### JOB:
Transcribe all the entries word for word, omitting any pictures they contain.

Collected data entries
-*-*-

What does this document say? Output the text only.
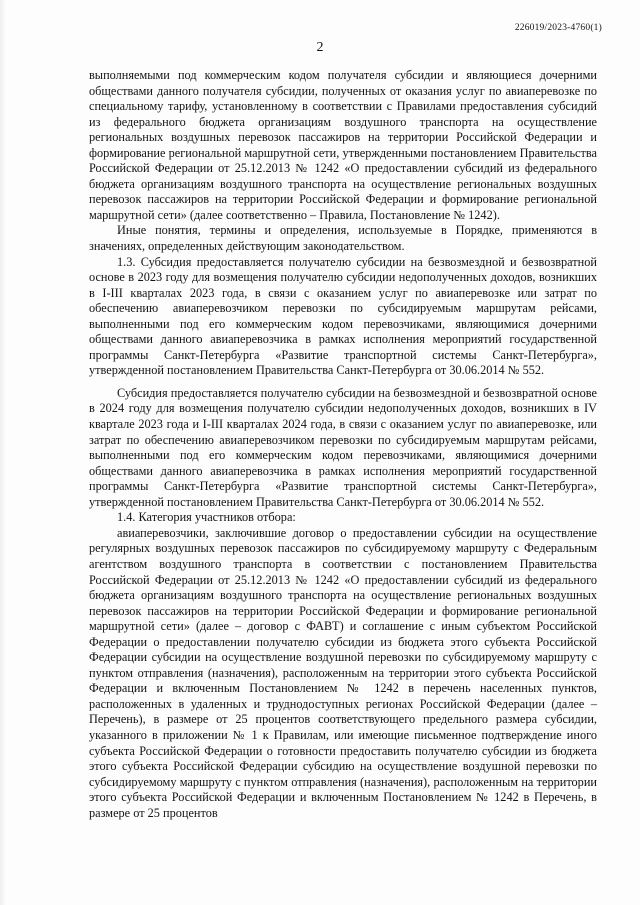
226019/2023-4760(1)
2

выполняемыми под коммерческим кодом получателя субсидии и являющиеся дочерними обществами данного получателя субсидии, полученных от оказания услуг по авиаперевозке по специальному тарифу, установленному в соответствии с Правилами предоставления субсидий из федерального бюджета организациям воздушного транспорта на осуществление региональных воздушных перевозок пассажиров на территории Российской Федерации и формирование региональной маршрутной сети, утвержденными постановлением Правительства Российской Федерации от 25.12.2013 № 1242 «О предоставлении субсидий из федерального бюджета организациям воздушного транспорта на осуществление региональных воздушных перевозок пассажиров на территории Российской Федерации и формирование региональной маршрутной сети» (далее соответственно – Правила, Постановление № 1242).

Иные понятия, термины и определения, используемые в Порядке, применяются в значениях, определенных действующим законодательством.

1.3. Субсидия предоставляется получателю субсидии на безвозмездной и безвозвратной основе в 2023 году для возмещения получателю субсидии недополученных доходов, возникших в I-III кварталах 2023 года, в связи с оказанием услуг по авиаперевозке или затрат по обеспечению авиаперевозчиком перевозки по субсидируемым маршрутам рейсами, выполненными под его коммерческим кодом перевозчиками, являющимися дочерними обществами данного авиаперевозчика в рамках исполнения мероприятий государственной программы Санкт-Петербурга «Развитие транспортной системы Санкт-Петербурга», утвержденной постановлением Правительства Санкт-Петербурга от 30.06.2014 № 552.

Субсидия предоставляется получателю субсидии на безвозмездной и безвозвратной основе в 2024 году для возмещения получателю субсидии недополученных доходов, возникших в IV квартале 2023 года и I-III кварталах 2024 года, в связи с оказанием услуг по авиаперевозке, или затрат по обеспечению авиаперевозчиком перевозки по субсидируемым маршрутам рейсами, выполненными под его коммерческим кодом перевозчиками, являющимися дочерними обществами данного авиаперевозчика в рамках исполнения мероприятий государственной программы Санкт-Петербурга «Развитие транспортной системы Санкт-Петербурга», утвержденной постановлением Правительства Санкт-Петербурга от 30.06.2014 № 552.

1.4. Категория участников отбора:

авиаперевозчики, заключившие договор о предоставлении субсидии на осуществление регулярных воздушных перевозок пассажиров по субсидируемому маршруту с Федеральным агентством воздушного транспорта в соответствии с постановлением Правительства Российской Федерации от 25.12.2013 № 1242 «О предоставлении субсидий из федерального бюджета организациям воздушного транспорта на осуществление региональных воздушных перевозок пассажиров на территории Российской Федерации и формирование региональной маршрутной сети» (далее – договор с ФАВТ) и соглашение с иным субъектом Российской Федерации о предоставлении получателю субсидии из бюджета этого субъекта Российской Федерации субсидии на осуществление воздушной перевозки по субсидируемому маршруту с пунктом отправления (назначения), расположенным на территории этого субъекта Российской Федерации и включенным Постановлением № 1242 в перечень населенных пунктов, расположенных в удаленных и труднодоступных регионах Российской Федерации (далее – Перечень), в размере от 25 процентов соответствующего предельного размера субсидии, указанного в приложении № 1 к Правилам, или имеющие письменное подтверждение иного субъекта Российской Федерации о готовности предоставить получателю субсидии из бюджета этого субъекта Российской Федерации субсидию на осуществление воздушной перевозки по субсидируемому маршруту с пунктом отправления (назначения), расположенным на территории этого субъекта Российской Федерации и включенным Постановлением № 1242 в Перечень, в размере от 25 процентов
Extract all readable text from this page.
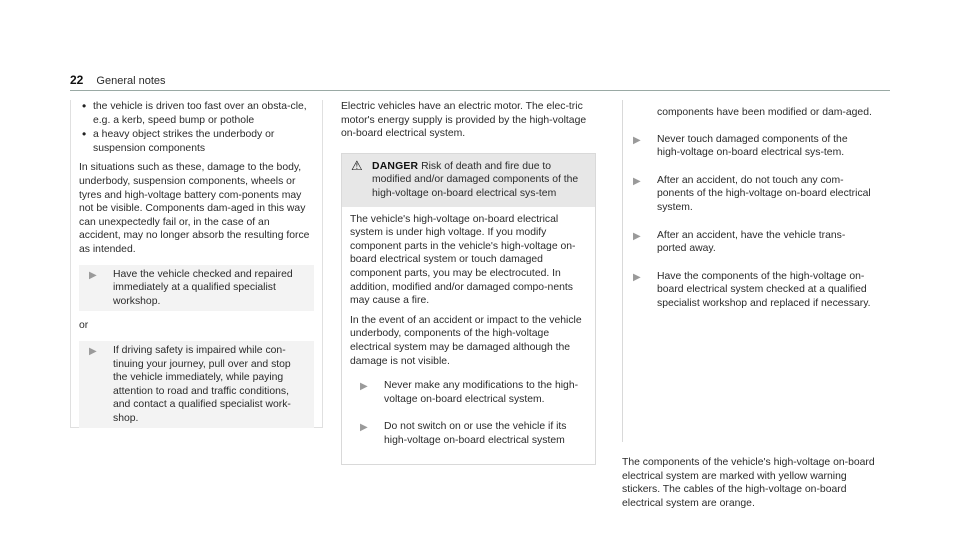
22 General notes

• the vehicle is driven too fast over an obsta-cle, e.g. a kerb, speed bump or pothole

• a heavy object strikes the underbody or suspension components

In situations such as these, damage to the body, underbody, suspension components, wheels or tyres and high-voltage battery com-ponents may not be visible. Components dam-aged in this way can unexpectedly fail or, in the case of an accident, may no longer absorb the resulting force as intended.

▶ Have the vehicle checked and repaired immediately at a qualified specialist workshop.

or

▶ If driving safety is impaired while con-tinuing your journey, pull over and stop the vehicle immediately, while paying attention to road and traffic conditions, and contact a qualified specialist work-shop.

Electric vehicles have an electric motor. The elec-tric motor's energy supply is provided by the high-voltage on-board electrical system.

⚠ DANGER Risk of death and fire due to modified and/or damaged components of the high-voltage on-board electrical sys-tem

The vehicle's high-voltage on-board electrical system is under high voltage. If you modify component parts in the vehicle's high-voltage on-board electrical system or touch damaged component parts, you may be electrocuted. In addition, modified and/or damaged compo-nents may cause a fire.

In the event of an accident or impact to the vehicle underbody, components of the high-voltage electrical system may be damaged although the damage is not visible.

▶ Never make any modifications to the high-voltage on-board electrical system.
▶ Do not switch on or use the vehicle if its high-voltage on-board electrical system
components have been modified or dam-aged.
▶ Never touch damaged components of the high-voltage on-board electrical sys-tem.
▶ After an accident, do not touch any com-ponents of the high-voltage on-board electrical system.
▶ After an accident, have the vehicle trans-ported away.
▶ Have the components of the high-voltage on-board electrical system checked at a qualified specialist workshop and replaced if necessary.

The components of the vehicle's high-voltage on-board electrical system are marked with yellow warning stickers. The cables of the high-voltage on-board electrical system are orange.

-*-*-

### SOLUTION TO THIS PROBLEM:
What does this document say? Output the text only.
226019/2023-4760(1)
2

выполняемыми под коммерческим кодом получателя субсидии и являющиеся дочерними обществами данного получателя субсидии, полученных от оказания услуг по авиаперевозке по специальному тарифу, установленному в соответствии с Правилами предоставления субсидий из федерального бюджета организациям воздушного транспорта на осуществление региональных воздушных перевозок пассажиров на территории Российской Федерации и формирование региональной маршрутной сети, утвержденными постановлением Правительства Российской Федерации от 25.12.2013 № 1242 «О предоставлении субсидий из федерального бюджета организациям воздушного транспорта на осуществление региональных воздушных перевозок пассажиров на территории Российской Федерации и формирование региональной маршрутной сети» (далее соответственно – Правила, Постановление № 1242).

Иные понятия, термины и определения, используемые в Порядке, применяются в значениях, определенных действующим законодательством.

1.3. Субсидия предоставляется получателю субсидии на безвозмездной и безвозвратной основе в 2023 году для возмещения получателю субсидии недополученных доходов, возникших в I-III кварталах 2023 года, в связи с оказанием услуг по авиаперевозке или затрат по обеспечению авиаперевозчиком перевозки по субсидируемым маршрутам рейсами, выполненными под его коммерческим кодом перевозчиками, являющимися дочерними обществами данного авиаперевозчика в рамках исполнения мероприятий государственной программы Санкт-Петербурга «Развитие транспортной системы Санкт-Петербурга», утвержденной постановлением Правительства Санкт-Петербурга от 30.06.2014 № 552.

Субсидия предоставляется получателю субсидии на безвозмездной и безвозвратной основе в 2024 году для возмещения получателю субсидии недополученных доходов, возникших в IV квартале 2023 года и I-III кварталах 2024 года, в связи с оказанием услуг по авиаперевозке, или затрат по обеспечению авиаперевозчиком перевозки по субсидируемым маршрутам рейсами, выполненными под его коммерческим кодом перевозчиками, являющимися дочерними обществами данного авиаперевозчика в рамках исполнения мероприятий государственной программы Санкт-Петербурга «Развитие транспортной системы Санкт-Петербурга», утвержденной постановлением Правительства Санкт-Петербурга от 30.06.2014 № 552.

1.4. Категория участников отбора:

авиаперевозчики, заключившие договор о предоставлении субсидии на осуществление регулярных воздушных перевозок пассажиров по субсидируемому маршруту с Федеральным агентством воздушного транспорта в соответствии с постановлением Правительства Российской Федерации от 25.12.2013 № 1242 «О предоставлении субсидий из федерального бюджета организациям воздушного транспорта на осуществление региональных воздушных перевозок пассажиров на территории Российской Федерации и формирование региональной маршрутной сети» (далее – договор с ФАВТ) и соглашение с иным субъектом Российской Федерации о предоставлении получателю субсидии из бюджета этого субъекта Российской Федерации субсидии на осуществление воздушной перевозки по субсидируемому маршруту с пунктом отправления (назначения), расположенным на территории этого субъекта Российской Федерации и включенным Постановлением № 1242 в перечень населенных пунктов, расположенных в удаленных и труднодоступных регионах Российской Федерации (далее – Перечень), в размере от 25 процентов соответствующего предельного размера субсидии, указанного в приложении № 1 к Правилам, или имеющие письменное подтверждение иного субъекта Российской Федерации о готовности предоставить получателю субсидии из бюджета этого субъекта Российской Федерации субсидию на осуществление воздушной перевозки по субсидируемому маршруту с пунктом отправления (назначения), расположенным на территории этого субъекта Российской Федерации и включенным Постановлением № 1242 в Перечень, в размере от 25 процентов
Extract all readable text from this page.
22 General notes

• the vehicle is driven too fast over an obsta-cle, e.g. a kerb, speed bump or pothole

• a heavy object strikes the underbody or suspension components

In situations such as these, damage to the body, underbody, suspension components, wheels or tyres and high-voltage battery com-ponents may not be visible. Components dam-aged in this way can unexpectedly fail or, in the case of an accident, may no longer absorb the resulting force as intended.

▶ Have the vehicle checked and repaired immediately at a qualified specialist workshop.

or

▶ If driving safety is impaired while con-tinuing your journey, pull over and stop the vehicle immediately, while paying attention to road and traffic conditions, and contact a qualified specialist work-shop.

Electric vehicles have an electric motor. The elec-tric motor's energy supply is provided by the high-voltage on-board electrical system.

⚠ DANGER Risk of death and fire due to modified and/or damaged components of the high-voltage on-board electrical sys-tem

The vehicle's high-voltage on-board electrical system is under high voltage. If you modify component parts in the vehicle's high-voltage on-board electrical system or touch damaged component parts, you may be electrocuted. In addition, modified and/or damaged compo-nents may cause a fire.

In the event of an accident or impact to the vehicle underbody, components of the high-voltage electrical system may be damaged although the damage is not visible.

▶ Never make any modifications to the high-voltage on-board electrical system.
▶ Do not switch on or use the vehicle if its high-voltage on-board electrical system
components have been modified or dam-aged.
▶ Never touch damaged components of the high-voltage on-board electrical sys-tem.
▶ After an accident, do not touch any com-ponents of the high-voltage on-board electrical system.
▶ After an accident, have the vehicle trans-ported away.
▶ Have the components of the high-voltage on-board electrical system checked at a qualified specialist workshop and replaced if necessary.

The components of the vehicle's high-voltage on-board electrical system are marked with yellow warning stickers. The cables of the high-voltage on-board electrical system are orange.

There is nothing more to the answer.